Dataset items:
+===+

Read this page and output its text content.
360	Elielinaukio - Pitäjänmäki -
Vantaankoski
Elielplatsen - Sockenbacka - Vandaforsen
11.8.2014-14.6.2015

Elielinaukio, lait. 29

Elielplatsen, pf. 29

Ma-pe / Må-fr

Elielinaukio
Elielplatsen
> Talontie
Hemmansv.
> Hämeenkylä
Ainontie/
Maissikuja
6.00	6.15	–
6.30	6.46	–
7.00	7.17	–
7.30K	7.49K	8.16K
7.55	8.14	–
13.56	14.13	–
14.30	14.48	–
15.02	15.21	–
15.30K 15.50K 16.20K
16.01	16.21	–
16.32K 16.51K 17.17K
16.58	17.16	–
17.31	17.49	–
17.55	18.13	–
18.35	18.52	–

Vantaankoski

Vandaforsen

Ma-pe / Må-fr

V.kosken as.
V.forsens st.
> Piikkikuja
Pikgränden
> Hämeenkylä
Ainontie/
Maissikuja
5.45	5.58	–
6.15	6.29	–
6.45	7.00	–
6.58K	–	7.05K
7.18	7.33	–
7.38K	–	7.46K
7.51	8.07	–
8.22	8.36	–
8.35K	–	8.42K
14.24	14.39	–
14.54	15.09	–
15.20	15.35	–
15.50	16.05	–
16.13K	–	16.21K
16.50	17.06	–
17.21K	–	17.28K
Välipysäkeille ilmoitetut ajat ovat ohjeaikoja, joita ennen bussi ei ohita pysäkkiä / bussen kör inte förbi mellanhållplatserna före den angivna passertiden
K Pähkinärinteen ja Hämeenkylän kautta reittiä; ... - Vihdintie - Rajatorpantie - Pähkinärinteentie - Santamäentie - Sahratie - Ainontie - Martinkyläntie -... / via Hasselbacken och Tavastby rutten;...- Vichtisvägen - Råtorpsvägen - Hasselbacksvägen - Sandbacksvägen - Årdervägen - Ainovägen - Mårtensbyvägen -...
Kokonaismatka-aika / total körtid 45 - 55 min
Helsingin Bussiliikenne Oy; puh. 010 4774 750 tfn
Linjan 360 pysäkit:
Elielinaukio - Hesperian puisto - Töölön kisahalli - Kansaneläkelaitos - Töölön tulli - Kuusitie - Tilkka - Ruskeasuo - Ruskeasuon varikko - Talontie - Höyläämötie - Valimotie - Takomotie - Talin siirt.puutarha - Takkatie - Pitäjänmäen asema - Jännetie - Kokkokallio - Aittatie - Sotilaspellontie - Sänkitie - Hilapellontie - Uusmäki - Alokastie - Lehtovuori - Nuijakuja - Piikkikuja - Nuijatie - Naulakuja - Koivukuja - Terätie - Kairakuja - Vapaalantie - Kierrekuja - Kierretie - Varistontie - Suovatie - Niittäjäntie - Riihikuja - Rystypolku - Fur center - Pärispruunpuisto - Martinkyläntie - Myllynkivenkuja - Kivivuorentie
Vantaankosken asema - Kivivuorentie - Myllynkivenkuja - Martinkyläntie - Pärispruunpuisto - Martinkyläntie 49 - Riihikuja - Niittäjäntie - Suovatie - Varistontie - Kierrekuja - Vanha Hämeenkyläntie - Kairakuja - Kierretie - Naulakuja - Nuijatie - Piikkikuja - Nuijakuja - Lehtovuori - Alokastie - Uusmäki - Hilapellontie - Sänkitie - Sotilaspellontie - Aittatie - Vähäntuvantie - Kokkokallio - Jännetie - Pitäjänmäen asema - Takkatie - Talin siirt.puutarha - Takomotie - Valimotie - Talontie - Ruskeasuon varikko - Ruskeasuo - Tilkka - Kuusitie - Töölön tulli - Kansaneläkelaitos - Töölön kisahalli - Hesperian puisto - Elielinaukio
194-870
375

+===+

Given exercise: For this exercise, gather every line of the data that contains the word "Alokastie".

Written response:
Elielinaukio - Hesperian puisto - Töölön kisahalli - Kansaneläkelaitos - Töölön tulli - Kuusitie - Tilkka - Ruskeasuo - Ruskeasuon varikko - Talontie - Höyläämötie - Valimotie - Takomotie - Talin siirt.puutarha - Takkatie - Pitäjänmäen asema - Jännetie - Kokkokallio - Aittatie - Sotilaspellontie - Sänkitie - Hilapellontie - Uusmäki - Alokastie - Lehtovuori - Nuijakuja - Piikkikuja - Nuijatie - Naulakuja - Koivukuja - Terätie - Kairakuja - Vapaalantie - Kierrekuja - Kierretie - Varistontie - Suovatie - Niittäjäntie - Riihikuja - Rystypolku - Fur center - Pärispruunpuisto - Martinkyläntie - Myllynkivenkuja - Kivivuorentie
Vantaankosken asema - Kivivuorentie - Myllynkivenkuja - Martinkyläntie - Pärispruunpuisto - Martinkyläntie 49 - Riihikuja - Niittäjäntie - Suovatie - Varistontie - Kierrekuja - Vanha Hämeenkyläntie - Kairakuja - Kierretie - Naulakuja - Nuijatie - Piikkikuja - Nuijakuja - Lehtovuori - Alokastie - Uusmäki - Hilapellontie - Sänkitie - Sotilaspellontie - Aittatie - Vähäntuvantie - Kokkokallio - Jännetie - Pitäjänmäen asema - Takkatie - Talin siirt.puutarha - Takomotie - Valimotie - Talontie - Ruskeasuon varikko - Ruskeasuo - Tilkka - Kuusitie - Töölön tulli - Kansaneläkelaitos - Töölön kisahalli - Hesperian puisto - Elielinaukio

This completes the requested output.